-- What to produce --
Take the entries below and reproduce them word for word.

-- Task inputs --
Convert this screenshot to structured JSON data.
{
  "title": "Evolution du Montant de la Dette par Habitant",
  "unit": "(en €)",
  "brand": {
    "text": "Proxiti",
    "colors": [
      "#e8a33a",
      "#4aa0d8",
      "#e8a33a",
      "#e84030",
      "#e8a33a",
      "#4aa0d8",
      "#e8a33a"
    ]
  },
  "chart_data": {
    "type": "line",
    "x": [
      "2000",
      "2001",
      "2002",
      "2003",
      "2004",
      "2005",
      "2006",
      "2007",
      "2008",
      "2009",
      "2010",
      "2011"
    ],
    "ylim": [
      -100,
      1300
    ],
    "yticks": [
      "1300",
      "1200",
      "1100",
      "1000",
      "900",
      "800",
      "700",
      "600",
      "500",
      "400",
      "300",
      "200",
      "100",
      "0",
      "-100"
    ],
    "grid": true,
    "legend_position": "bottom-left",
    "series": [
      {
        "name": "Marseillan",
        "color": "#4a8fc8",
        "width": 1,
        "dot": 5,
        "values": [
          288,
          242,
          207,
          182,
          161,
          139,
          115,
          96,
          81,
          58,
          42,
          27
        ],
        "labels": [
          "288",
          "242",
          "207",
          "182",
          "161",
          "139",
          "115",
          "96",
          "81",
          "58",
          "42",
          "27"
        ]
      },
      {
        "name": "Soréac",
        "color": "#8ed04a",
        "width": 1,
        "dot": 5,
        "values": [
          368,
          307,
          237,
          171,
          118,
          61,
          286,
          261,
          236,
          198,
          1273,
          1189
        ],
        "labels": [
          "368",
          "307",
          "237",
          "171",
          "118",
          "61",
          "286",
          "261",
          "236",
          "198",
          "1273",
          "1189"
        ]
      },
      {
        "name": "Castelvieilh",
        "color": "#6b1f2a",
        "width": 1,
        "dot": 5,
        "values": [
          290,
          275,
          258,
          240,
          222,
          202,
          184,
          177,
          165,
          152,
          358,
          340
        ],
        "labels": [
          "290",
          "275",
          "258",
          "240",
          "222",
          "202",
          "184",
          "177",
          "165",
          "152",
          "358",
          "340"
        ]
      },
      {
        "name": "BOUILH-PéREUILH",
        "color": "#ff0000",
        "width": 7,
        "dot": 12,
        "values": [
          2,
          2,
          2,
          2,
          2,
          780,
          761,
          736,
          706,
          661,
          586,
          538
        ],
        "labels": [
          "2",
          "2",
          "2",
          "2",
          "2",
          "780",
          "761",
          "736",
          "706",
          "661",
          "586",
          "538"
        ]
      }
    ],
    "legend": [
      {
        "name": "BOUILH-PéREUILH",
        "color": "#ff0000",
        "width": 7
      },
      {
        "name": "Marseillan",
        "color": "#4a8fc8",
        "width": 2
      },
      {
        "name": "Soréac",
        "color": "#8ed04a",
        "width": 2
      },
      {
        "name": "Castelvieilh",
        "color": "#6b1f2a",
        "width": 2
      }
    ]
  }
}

-- Result for this exercise --
Convert this screenshot to structured JSON data.
{
  "title": "Evolution du Montant de la Dette par Habitant",
  "unit": "(en €)",
  "brand": {
    "text": "Proxiti",
    "colors": [
      "#e8a33a",
      "#4aa0d8",
      "#e8a33a",
      "#e84030",
      "#e8a33a",
      "#4aa0d8",
      "#e8a33a"
    ]
  },
  "chart_data": {
    "type": "line",
    "x": [
      "2000",
      "2001",
      "2002",
      "2003",
      "2004",
      "2005",
      "2006",
      "2007",
      "2008",
      "2009",
      "2010",
      "2011"
    ],
    "ylim": [
      -100,
      1300
    ],
    "yticks": [
      "1300",
      "1200",
      "1100",
      "1000",
      "900",
      "800",
      "700",
      "600",
      "500",
      "400",
      "300",
      "200",
      "100",
      "0",
      "-100"
    ],
    "grid": true,
    "legend_position": "bottom-left",
    "series": [
      {
        "name": "Marseillan",
        "color": "#4a8fc8",
        "width": 1,
        "dot": 5,
        "values": [
          288,
          242,
          207,
          182,
          161,
          139,
          115,
          96,
          81,
          58,
          42,
          27
        ],
        "labels": [
          "288",
          "242",
          "207",
          "182",
          "161",
          "139",
          "115",
          "96",
          "81",
          "58",
          "42",
          "27"
        ]
      },
      {
        "name": "Soréac",
        "color": "#8ed04a",
        "width": 1,
        "dot": 5,
        "values": [
          368,
          307,
          237,
          171,
          118,
          61,
          286,
          261,
          236,
          198,
          1273,
          1189
        ],
        "labels": [
          "368",
          "307",
          "237",
          "171",
          "118",
          "61",
          "286",
          "261",
          "236",
          "198",
          "1273",
          "1189"
        ]
      },
      {
        "name": "Castelvieilh",
        "color": "#6b1f2a",
        "width": 1,
        "dot": 5,
        "values": [
          290,
          275,
          258,
          240,
          222,
          202,
          184,
          177,
          165,
          152,
          358,
          340
        ],
        "labels": [
          "290",
          "275",
          "258",
          "240",
          "222",
          "202",
          "184",
          "177",
          "165",
          "152",
          "358",
          "340"
        ]
      },
      {
        "name": "BOUILH-PéREUILH",
        "color": "#ff0000",
        "width": 7,
        "dot": 12,
        "values": [
          2,
          2,
          2,
          2,
          2,
          780,
          761,
          736,
          706,
          661,
          586,
          538
        ],
        "labels": [
          "2",
          "2",
          "2",
          "2",
          "2",
          "780",
          "761",
          "736",
          "706",
          "661",
          "586",
          "538"
        ]
      }
    ],
    "legend": [
      {
        "name": "BOUILH-PéREUILH",
        "color": "#ff0000",
        "width": 7
      },
      {
        "name": "Marseillan",
        "color": "#4a8fc8",
        "width": 2
      },
      {
        "name": "Soréac",
        "color": "#8ed04a",
        "width": 2
      },
      {
        "name": "Castelvieilh",
        "color": "#6b1f2a",
        "width": 2
      }
    ]
  }
}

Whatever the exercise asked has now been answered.